Exercise
Omit the images, then output each of the records below exactly.

___

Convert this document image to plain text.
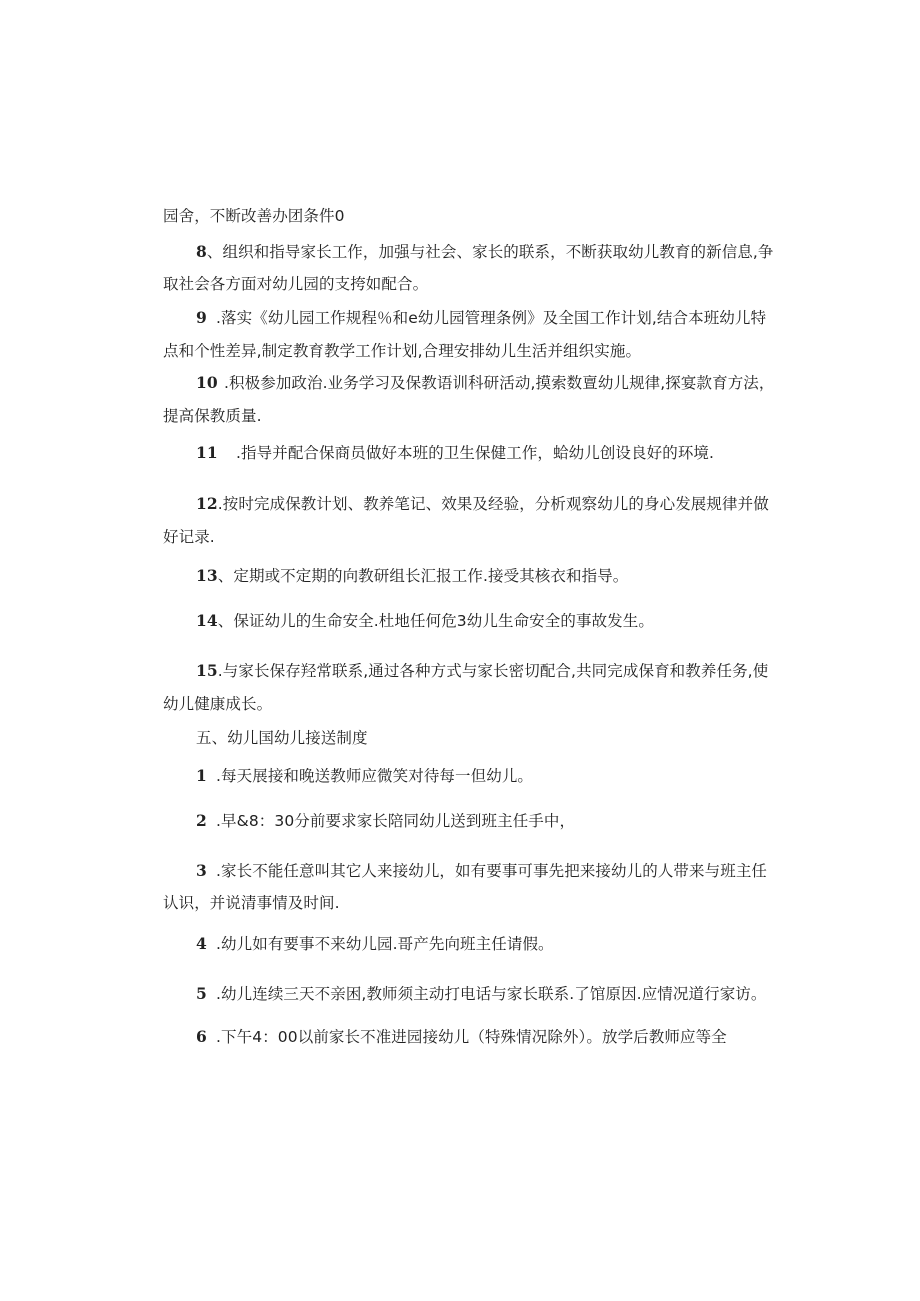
园舍，不断改善办团条件0
8、组织和指导家长工作，加强与社会、家长的联系，不断获取幼儿教育的新信息,争
取社会各方面对幼儿园的支挎如配合。
9 .落实《幼儿园工作规程％和e幼儿园管理条例》及全国工作计划,结合本班幼儿特
点和个性差异,制定教育教学工作计划,合理安排幼儿生活并组织实施。
10 .积极参加政治.业务学习及保教语训科研活动,摸索数亶幼儿规律,探宴款育方法，
提高保教质量.
11 .指导并配合保商员做好本班的卫生保健工作，蛤幼儿创设良好的环境.
12.按时完成保教计划、教养笔记、效果及经验，分析观察幼儿的身心发展规律并做
好记录.
13、定期或不定期的向教研组长汇报工作.接受其核衣和指导。
14、保证幼儿的生命安全.杜地任何危3幼儿生命安全的事故发生。
15.与家长保存羟常联系,通过各种方式与家长密切配合,共同完成保育和教养任务,使
幼儿健康成长。
五、幼儿国幼儿接送制度
1 .每天展接和晚送教师应微笑对待每一但幼儿。
2 .早&8：30分前要求家长陪同幼儿送到班主任手中，
3 .家长不能任意叫其它人来接幼儿，如有要事可事先把来接幼儿的人带来与班主任
认识，并说清事情及时间.
4 .幼儿如有要事不来幼儿园.哥产先向班主任请假。
5 .幼儿连续三天不亲困,教师须主动打电话与家长联系.了馆原因.应情况道行家访。
6 .下午4：00以前家长不准进园接幼儿（特殊情况除外）。放学后教师应等全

___

Finished answer
Convert this document image to plain text.
园舍，不断改善办团条件0
8、组织和指导家长工作，加强与社会、家长的联系，不断获取幼儿教育的新信息,争
取社会各方面对幼儿园的支挎如配合。
9 .落实《幼儿园工作规程％和e幼儿园管理条例》及全国工作计划,结合本班幼儿特
点和个性差异,制定教育教学工作计划,合理安排幼儿生活并组织实施。
10 .积极参加政治.业务学习及保教语训科研活动,摸索数亶幼儿规律,探宴款育方法，
提高保教质量.
11 .指导并配合保商员做好本班的卫生保健工作，蛤幼儿创设良好的环境.
12.按时完成保教计划、教养笔记、效果及经验，分析观察幼儿的身心发展规律并做
好记录.
13、定期或不定期的向教研组长汇报工作.接受其核衣和指导。
14、保证幼儿的生命安全.杜地任何危3幼儿生命安全的事故发生。
15.与家长保存羟常联系,通过各种方式与家长密切配合,共同完成保育和教养任务,使
幼儿健康成长。
五、幼儿国幼儿接送制度
1 .每天展接和晚送教师应微笑对待每一但幼儿。
2 .早&8：30分前要求家长陪同幼儿送到班主任手中，
3 .家长不能任意叫其它人来接幼儿，如有要事可事先把来接幼儿的人带来与班主任
认识，并说清事情及时间.
4 .幼儿如有要事不来幼儿园.哥产先向班主任请假。
5 .幼儿连续三天不亲困,教师须主动打电话与家长联系.了馆原因.应情况道行家访。
6 .下午4：00以前家长不准进园接幼儿（特殊情况除外）。放学后教师应等全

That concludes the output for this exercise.